** start Provided records **

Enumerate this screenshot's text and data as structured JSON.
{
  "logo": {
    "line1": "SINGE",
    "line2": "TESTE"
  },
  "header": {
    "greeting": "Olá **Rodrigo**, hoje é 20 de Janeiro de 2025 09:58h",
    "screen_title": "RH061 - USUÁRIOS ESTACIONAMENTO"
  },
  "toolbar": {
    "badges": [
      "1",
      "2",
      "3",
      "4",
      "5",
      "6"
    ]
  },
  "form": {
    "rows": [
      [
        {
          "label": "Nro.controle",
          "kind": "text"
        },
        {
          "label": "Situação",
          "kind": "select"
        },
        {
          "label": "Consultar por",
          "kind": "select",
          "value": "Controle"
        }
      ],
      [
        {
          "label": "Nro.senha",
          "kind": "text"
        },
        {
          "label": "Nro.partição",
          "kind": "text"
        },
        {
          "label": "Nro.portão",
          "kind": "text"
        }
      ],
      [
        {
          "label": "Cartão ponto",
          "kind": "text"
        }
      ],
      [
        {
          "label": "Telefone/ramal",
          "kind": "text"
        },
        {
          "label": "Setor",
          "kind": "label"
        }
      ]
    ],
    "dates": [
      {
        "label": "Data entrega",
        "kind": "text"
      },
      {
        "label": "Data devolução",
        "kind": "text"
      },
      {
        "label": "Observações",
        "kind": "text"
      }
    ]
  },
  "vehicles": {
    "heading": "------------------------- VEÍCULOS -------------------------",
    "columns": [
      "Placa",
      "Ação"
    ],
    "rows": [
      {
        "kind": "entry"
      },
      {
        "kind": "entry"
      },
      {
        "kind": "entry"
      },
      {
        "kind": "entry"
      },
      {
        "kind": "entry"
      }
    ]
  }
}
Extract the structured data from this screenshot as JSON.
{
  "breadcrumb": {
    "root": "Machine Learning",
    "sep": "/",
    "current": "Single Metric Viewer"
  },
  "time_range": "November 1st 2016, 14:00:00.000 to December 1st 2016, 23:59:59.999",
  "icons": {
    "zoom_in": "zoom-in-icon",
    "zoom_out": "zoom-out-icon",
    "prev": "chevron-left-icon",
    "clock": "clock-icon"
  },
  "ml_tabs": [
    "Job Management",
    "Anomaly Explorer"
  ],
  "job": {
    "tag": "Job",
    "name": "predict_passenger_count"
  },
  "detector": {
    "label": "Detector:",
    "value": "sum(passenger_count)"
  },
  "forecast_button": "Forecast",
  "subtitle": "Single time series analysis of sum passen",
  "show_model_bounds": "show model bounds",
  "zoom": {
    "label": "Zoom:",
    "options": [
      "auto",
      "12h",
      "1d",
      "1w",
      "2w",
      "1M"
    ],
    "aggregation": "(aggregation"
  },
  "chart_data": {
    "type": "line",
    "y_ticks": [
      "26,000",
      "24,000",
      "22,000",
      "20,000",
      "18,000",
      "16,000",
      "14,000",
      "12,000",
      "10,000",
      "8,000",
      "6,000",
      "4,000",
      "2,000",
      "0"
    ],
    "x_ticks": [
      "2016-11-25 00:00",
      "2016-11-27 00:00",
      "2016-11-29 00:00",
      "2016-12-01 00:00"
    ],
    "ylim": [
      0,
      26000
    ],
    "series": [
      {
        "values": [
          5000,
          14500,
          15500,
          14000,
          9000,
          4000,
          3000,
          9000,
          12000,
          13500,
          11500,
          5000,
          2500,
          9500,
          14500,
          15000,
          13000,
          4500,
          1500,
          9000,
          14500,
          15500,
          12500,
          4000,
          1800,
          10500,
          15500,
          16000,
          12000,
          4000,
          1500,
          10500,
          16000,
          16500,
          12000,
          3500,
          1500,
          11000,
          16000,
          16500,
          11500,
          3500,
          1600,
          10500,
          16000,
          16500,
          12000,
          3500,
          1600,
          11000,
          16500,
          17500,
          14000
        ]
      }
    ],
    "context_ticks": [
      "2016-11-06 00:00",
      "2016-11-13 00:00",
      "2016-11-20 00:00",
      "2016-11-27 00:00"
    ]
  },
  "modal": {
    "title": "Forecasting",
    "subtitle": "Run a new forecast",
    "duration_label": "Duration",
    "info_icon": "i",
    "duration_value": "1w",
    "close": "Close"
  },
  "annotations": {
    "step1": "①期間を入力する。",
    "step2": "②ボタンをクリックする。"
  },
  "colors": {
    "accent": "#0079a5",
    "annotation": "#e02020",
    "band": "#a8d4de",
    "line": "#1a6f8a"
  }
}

** end Provided records **

Extract all lines from the material above that include the word "Single".

**Result**.
    "current": "Single Metric Viewer"
  "subtitle": "Single time series analysis of sum passen",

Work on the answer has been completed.